▶ _What is asked_
Each line that holds the word "CurrencyConvertorDlg" counts once. Give the total number of such lines and nothing else.
****
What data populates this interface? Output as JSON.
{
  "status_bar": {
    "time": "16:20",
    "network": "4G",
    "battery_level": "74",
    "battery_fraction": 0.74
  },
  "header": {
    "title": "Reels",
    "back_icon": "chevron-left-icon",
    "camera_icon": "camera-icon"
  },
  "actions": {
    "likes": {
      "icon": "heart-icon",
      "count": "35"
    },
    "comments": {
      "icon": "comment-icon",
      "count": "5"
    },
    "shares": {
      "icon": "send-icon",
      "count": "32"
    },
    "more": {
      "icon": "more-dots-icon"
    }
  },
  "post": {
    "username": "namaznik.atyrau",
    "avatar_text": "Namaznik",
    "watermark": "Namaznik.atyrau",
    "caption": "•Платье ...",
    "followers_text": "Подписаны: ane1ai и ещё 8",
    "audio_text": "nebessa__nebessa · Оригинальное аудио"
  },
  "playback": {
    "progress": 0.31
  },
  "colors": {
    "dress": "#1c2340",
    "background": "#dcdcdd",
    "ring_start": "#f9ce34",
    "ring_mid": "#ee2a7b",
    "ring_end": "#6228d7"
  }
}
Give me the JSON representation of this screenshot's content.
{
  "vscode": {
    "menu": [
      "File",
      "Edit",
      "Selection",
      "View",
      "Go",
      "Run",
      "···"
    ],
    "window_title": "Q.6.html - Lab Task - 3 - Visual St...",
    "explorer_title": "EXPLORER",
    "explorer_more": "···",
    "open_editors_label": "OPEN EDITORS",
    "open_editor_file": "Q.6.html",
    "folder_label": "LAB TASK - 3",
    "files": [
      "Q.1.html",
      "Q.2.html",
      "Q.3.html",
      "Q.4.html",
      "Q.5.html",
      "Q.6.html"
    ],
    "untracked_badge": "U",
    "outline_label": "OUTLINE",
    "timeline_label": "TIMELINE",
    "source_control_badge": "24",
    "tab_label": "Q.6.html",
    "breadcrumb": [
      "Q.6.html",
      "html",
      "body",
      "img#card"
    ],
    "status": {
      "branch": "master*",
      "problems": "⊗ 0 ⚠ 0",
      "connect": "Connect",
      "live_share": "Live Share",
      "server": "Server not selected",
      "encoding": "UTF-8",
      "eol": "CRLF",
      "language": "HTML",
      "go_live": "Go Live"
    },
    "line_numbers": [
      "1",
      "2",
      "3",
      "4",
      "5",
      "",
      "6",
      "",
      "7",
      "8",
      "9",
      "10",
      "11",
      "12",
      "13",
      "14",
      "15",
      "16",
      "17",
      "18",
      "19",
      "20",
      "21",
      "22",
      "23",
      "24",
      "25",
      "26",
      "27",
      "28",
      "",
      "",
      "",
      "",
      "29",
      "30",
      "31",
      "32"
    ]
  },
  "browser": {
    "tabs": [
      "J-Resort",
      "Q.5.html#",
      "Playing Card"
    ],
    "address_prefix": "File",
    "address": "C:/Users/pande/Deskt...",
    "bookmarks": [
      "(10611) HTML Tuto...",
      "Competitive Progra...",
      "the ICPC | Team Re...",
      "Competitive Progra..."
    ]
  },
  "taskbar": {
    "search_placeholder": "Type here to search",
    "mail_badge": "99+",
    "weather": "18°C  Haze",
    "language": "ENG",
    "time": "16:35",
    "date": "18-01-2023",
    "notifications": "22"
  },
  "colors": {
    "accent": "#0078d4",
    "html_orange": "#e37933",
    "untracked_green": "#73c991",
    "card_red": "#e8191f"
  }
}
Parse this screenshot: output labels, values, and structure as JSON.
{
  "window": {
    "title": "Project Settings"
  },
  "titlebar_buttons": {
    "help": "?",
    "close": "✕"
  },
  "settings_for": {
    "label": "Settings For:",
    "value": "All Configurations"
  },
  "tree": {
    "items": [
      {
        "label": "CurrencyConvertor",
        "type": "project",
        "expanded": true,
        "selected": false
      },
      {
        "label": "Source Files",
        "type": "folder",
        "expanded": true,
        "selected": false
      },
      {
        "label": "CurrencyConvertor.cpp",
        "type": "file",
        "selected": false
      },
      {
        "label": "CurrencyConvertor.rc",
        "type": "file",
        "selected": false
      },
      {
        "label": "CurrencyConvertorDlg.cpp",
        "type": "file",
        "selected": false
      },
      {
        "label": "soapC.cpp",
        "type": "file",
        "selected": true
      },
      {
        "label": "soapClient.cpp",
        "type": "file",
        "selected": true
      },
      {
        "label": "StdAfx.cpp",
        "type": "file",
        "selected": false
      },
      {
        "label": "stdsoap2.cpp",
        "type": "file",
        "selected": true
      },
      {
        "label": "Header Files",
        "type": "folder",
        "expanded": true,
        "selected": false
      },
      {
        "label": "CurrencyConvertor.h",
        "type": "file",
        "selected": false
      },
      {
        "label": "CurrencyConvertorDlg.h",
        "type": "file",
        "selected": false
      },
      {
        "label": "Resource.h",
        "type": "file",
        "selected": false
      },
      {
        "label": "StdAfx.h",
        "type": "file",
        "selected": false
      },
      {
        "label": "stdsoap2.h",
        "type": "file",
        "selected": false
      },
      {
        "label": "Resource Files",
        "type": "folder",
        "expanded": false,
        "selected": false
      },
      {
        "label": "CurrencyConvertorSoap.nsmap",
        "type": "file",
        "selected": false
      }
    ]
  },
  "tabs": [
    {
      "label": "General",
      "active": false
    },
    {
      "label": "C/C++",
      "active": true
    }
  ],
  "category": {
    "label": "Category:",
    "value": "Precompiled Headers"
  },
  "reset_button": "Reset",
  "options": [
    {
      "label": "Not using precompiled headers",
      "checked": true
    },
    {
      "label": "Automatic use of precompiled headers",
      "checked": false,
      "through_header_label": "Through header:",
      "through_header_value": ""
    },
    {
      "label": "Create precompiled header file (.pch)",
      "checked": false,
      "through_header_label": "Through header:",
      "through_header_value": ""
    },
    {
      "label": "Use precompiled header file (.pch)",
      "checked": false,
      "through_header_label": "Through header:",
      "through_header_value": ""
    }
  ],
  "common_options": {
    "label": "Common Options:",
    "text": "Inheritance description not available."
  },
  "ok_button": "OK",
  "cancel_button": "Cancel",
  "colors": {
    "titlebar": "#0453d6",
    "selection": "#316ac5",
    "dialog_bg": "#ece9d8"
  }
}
****
▶ _Answer to the problem_
2